■ WHAT IS BEING ASKED
Each line that holds the word "colors" is to be identified and copied.

- - - -

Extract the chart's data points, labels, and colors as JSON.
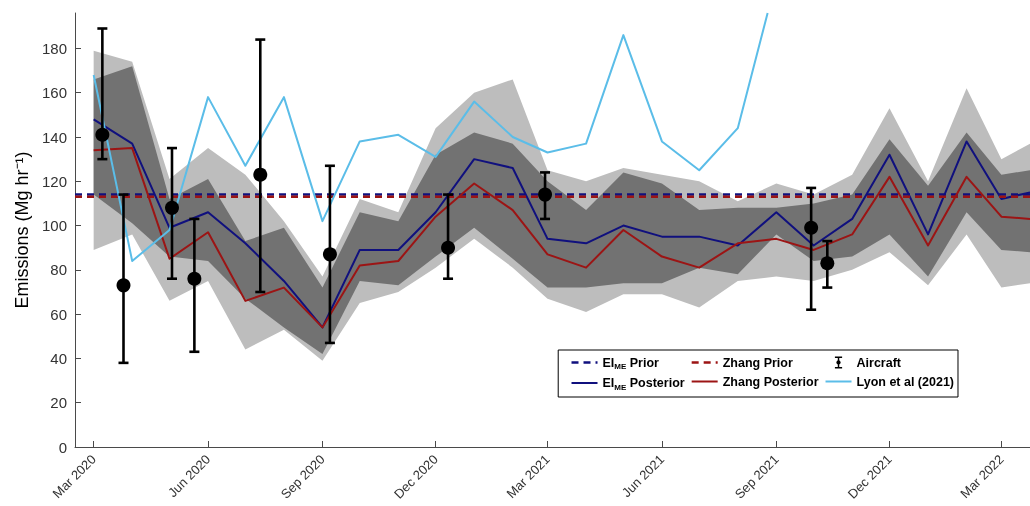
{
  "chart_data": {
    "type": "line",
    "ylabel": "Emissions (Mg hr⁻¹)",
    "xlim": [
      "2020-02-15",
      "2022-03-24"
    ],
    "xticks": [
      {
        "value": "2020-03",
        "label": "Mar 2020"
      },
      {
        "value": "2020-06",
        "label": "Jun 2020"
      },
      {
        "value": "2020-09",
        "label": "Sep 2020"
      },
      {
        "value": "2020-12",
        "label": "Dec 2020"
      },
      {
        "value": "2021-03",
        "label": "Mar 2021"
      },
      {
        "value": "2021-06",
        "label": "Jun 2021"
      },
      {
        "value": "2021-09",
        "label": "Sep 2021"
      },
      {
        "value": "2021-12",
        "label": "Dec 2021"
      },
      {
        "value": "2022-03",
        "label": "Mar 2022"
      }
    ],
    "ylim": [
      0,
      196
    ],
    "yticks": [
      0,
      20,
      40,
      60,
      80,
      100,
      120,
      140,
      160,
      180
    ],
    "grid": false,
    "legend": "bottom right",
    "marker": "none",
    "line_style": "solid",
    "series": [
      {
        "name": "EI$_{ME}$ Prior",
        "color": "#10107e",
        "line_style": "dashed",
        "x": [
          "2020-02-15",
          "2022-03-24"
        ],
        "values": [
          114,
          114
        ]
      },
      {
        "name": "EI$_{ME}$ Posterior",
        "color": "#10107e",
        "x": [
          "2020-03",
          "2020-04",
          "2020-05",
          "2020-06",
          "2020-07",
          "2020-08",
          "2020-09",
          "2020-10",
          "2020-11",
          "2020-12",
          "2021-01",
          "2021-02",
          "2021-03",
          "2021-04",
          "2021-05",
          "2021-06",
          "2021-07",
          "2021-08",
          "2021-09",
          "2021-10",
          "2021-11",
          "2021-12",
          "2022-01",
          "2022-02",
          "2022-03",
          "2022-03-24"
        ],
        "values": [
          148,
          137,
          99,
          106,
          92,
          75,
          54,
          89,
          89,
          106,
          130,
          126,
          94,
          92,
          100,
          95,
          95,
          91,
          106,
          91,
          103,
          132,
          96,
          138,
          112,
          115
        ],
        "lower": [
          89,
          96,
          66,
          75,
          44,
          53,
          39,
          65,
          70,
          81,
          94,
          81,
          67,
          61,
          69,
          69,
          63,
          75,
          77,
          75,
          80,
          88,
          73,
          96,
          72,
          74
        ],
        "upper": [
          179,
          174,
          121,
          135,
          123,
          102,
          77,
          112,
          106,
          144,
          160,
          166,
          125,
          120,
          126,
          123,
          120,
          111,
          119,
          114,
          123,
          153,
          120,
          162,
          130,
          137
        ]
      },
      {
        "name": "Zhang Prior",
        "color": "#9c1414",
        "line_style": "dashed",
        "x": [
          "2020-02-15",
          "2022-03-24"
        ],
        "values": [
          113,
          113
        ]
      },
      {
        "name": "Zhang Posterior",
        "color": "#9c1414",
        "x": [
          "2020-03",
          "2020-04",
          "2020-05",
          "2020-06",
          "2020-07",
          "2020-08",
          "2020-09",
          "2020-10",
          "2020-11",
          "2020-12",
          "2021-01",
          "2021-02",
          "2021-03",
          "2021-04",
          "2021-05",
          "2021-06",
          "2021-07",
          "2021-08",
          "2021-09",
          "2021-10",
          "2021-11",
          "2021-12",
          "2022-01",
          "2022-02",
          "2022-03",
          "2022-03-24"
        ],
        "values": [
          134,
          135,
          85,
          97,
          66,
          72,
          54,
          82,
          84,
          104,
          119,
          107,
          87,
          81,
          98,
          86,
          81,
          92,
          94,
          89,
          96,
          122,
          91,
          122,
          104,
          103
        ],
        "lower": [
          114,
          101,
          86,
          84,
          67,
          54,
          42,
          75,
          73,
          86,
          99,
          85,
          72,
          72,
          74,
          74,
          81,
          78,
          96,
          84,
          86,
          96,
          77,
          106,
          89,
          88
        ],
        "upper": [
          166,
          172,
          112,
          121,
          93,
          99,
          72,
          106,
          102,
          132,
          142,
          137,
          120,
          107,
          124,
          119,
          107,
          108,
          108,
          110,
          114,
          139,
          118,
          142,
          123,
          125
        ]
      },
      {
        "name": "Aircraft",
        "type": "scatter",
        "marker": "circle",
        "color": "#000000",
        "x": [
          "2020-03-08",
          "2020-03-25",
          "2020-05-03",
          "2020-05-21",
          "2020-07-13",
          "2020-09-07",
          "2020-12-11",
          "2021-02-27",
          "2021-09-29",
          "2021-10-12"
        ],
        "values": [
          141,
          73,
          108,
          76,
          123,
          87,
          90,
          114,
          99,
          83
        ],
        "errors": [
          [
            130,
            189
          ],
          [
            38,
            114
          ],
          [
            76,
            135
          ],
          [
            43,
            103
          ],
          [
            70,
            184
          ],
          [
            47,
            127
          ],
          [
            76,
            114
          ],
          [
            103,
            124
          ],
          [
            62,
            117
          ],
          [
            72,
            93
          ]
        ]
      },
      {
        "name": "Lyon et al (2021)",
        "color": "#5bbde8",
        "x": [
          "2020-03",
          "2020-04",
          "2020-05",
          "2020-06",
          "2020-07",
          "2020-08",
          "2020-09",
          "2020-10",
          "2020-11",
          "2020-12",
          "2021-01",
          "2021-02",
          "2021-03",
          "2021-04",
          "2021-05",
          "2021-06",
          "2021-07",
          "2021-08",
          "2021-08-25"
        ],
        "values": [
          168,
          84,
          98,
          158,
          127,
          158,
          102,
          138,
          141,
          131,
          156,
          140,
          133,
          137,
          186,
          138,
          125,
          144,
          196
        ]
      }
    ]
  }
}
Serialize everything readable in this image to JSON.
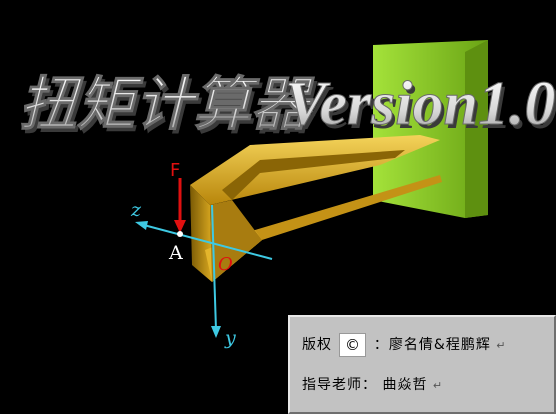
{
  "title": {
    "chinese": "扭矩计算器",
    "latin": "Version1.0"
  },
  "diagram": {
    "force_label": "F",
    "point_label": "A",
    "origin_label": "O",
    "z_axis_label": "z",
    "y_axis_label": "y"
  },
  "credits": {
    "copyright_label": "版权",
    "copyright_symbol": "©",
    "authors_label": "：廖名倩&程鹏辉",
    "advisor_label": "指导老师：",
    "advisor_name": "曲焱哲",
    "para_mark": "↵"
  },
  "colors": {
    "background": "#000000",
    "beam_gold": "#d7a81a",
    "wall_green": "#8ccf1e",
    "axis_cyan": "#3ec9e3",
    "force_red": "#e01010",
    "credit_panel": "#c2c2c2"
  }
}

- - - -

■ SOLUTION
Extract the chart's data points, labels, and colors as JSON.
  "colors": {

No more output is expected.